__EXERCISE DESCRIPTION__.
Reply only with how many lines contain the word "screenshot".

__DATASET EXCERPTS__.
------------------------------------
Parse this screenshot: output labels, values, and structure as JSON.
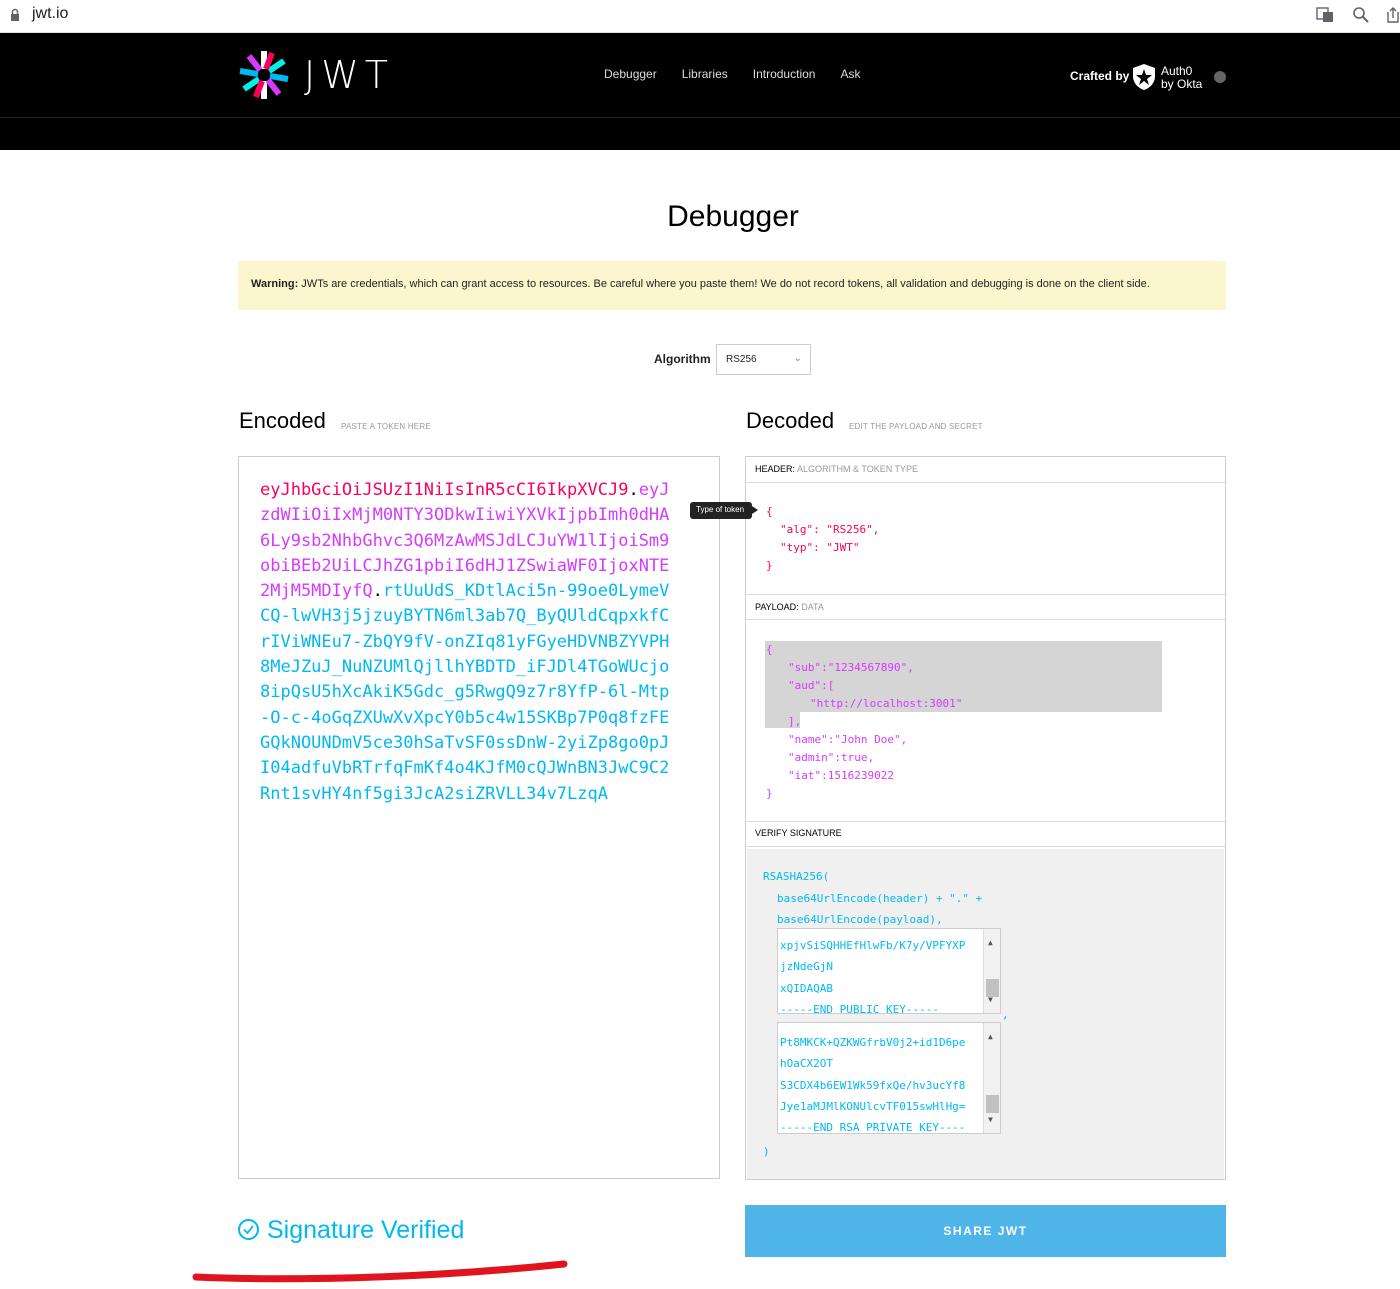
{
  "browser": {
    "url": "jwt.io"
  },
  "nav": {
    "logo_text": "JWT",
    "links": [
      "Debugger",
      "Libraries",
      "Introduction",
      "Ask"
    ],
    "crafted_by": "Crafted by",
    "auth0_line1": "Auth0",
    "auth0_line2": "by Okta"
  },
  "page_title": "Debugger",
  "warning": {
    "label": "Warning:",
    "text": " JWTs are credentials, which can grant access to resources. Be careful where you paste them! We do not record tokens, all validation and debugging is done on the client side."
  },
  "algorithm": {
    "label": "Algorithm",
    "value": "RS256"
  },
  "encoded": {
    "title": "Encoded",
    "subtitle": "PASTE A TOKEN HERE",
    "header_part": "eyJhbGciOiJSUzI1NiIsInR5cCI6IkpXVCJ9",
    "payload_part": "eyJzdWIiOiIxMjM0NTY3ODkwIiwiYXVkIjpbImh0dHA6Ly9sb2NhbGhvc3Q6MzAwMSJdLCJuYW1lIjoiSm9obiBEb2UiLCJhZG1pbiI6dHJ1ZSwiaWF0IjoxNTE2MjM5MDIyfQ",
    "signature_part": "rtUuUdS_KDtlAci5n-99oe0LymeVCQ-lwVH3j5jzuyBYTN6ml3ab7Q_ByQUldCqpxkfCrIViWNEu7-ZbQY9fV-onZIq81yFGyeHDVNBZYVPH8MeJZuJ_NuNZUMlQjllhYBDTD_iFJDl4TGoWUcjo8ipQsU5hXcAkiK5Gdc_g5RwgQ9z7r8YfP-6l-Mtp-O-c-4oGqZXUwXvXpcY0b5c4w15SKBp7P0q8fzFEGQkNOUNDmV5ce30hSaTvSF0ssDnW-2yiZp8go0pJI04adfuVbRTrfqFmKf4o4KJfM0cQJWnBN3JwC9C2Rnt1svHY4nf5gi3JcA2siZRVLL34v7LzqA",
    "dot": "."
  },
  "decoded": {
    "title": "Decoded",
    "subtitle": "EDIT THE PAYLOAD AND SECRET",
    "header_label": "HEADER:",
    "header_sub": "ALGORITHM & TOKEN TYPE",
    "payload_label": "PAYLOAD:",
    "payload_sub": "DATA",
    "verify_label": "VERIFY SIGNATURE",
    "tooltip": "Type of token",
    "header_lines": [
      "{",
      "\"alg\": \"RS256\",",
      "\"typ\": \"JWT\"",
      "}"
    ],
    "payload_lines": [
      "{",
      "\"sub\":\"1234567890\",",
      "\"aud\":[",
      "\"http://localhost:3001\"",
      "],",
      "\"name\":\"John Doe\",",
      "\"admin\":true,",
      "\"iat\":1516239022",
      "}"
    ],
    "verify_lines": [
      "RSASHA256(",
      "base64UrlEncode(header) + \".\" +",
      "base64UrlEncode(payload),",
      ")"
    ],
    "public_key_lines": [
      "xpjvSiSQHHEfHlwFb/K7y/VPFYXP",
      "jzNdeGjN",
      "xQIDAQAB",
      "-----END PUBLIC KEY-----"
    ],
    "private_key_lines": [
      "Pt8MKCK+QZKWGfrbV0j2+id1D6pe",
      "hOaCX2OT",
      "S3CDX4b6EW1Wk59fxQe/hv3ucYf8",
      "Jye1aMJMlKONUlcvTF015swHlHg=",
      "-----END RSA PRIVATE KEY----"
    ],
    "comma": ","
  },
  "signature_status": "Signature Verified",
  "share_button": "SHARE JWT",
  "colors": {
    "header": "#fb015b",
    "payload": "#d63aff",
    "signature": "#00b9f1",
    "share": "#4fb5e8",
    "warning_bg": "#fbf6cd"
  }
}
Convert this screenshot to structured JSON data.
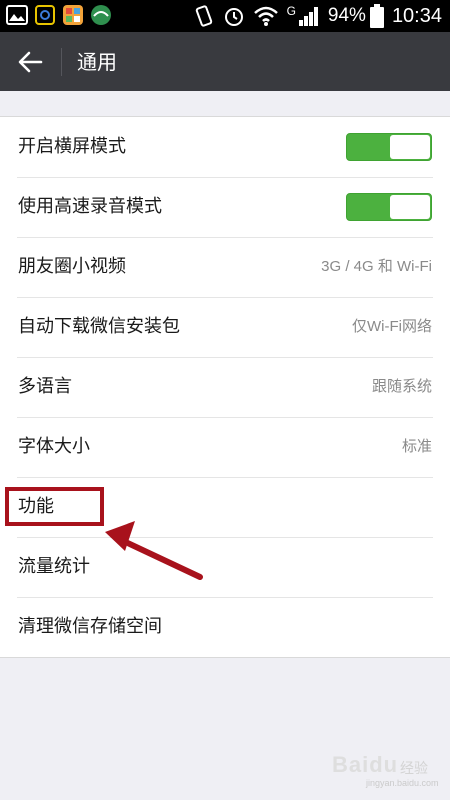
{
  "status_bar": {
    "network": "G",
    "battery": "94%",
    "time": "10:34",
    "icons": [
      "gallery-icon",
      "ringtone-icon",
      "app-icon",
      "green-circle-icon",
      "vibrate-icon",
      "alarm-icon",
      "wifi-icon",
      "signal-icon",
      "battery-icon"
    ]
  },
  "header": {
    "back_icon": "arrow-left-icon",
    "title": "通用"
  },
  "settings": {
    "items": [
      {
        "label": "开启横屏模式",
        "type": "toggle",
        "on": true
      },
      {
        "label": "使用高速录音模式",
        "type": "toggle",
        "on": true
      },
      {
        "label": "朋友圈小视频",
        "type": "value",
        "value": "3G / 4G 和 Wi-Fi"
      },
      {
        "label": "自动下载微信安装包",
        "type": "value",
        "value": "仅Wi-Fi网络"
      },
      {
        "label": "多语言",
        "type": "value",
        "value": "跟随系统"
      },
      {
        "label": "字体大小",
        "type": "value",
        "value": "标准"
      },
      {
        "label": "功能",
        "type": "link"
      },
      {
        "label": "流量统计",
        "type": "link"
      },
      {
        "label": "清理微信存储空间",
        "type": "link"
      }
    ]
  },
  "colors": {
    "statusbar_bg": "#000000",
    "titlebar_bg": "#393a3f",
    "page_bg": "#efeff4",
    "toggle_on": "#4cb13f",
    "annotation": "#a8121c"
  },
  "watermark": {
    "brand": "Baidu",
    "sub": "经验",
    "url": "jingyan.baidu.com"
  }
}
------------------------------------
__ANSWER TO THIS EXERCISE__.
2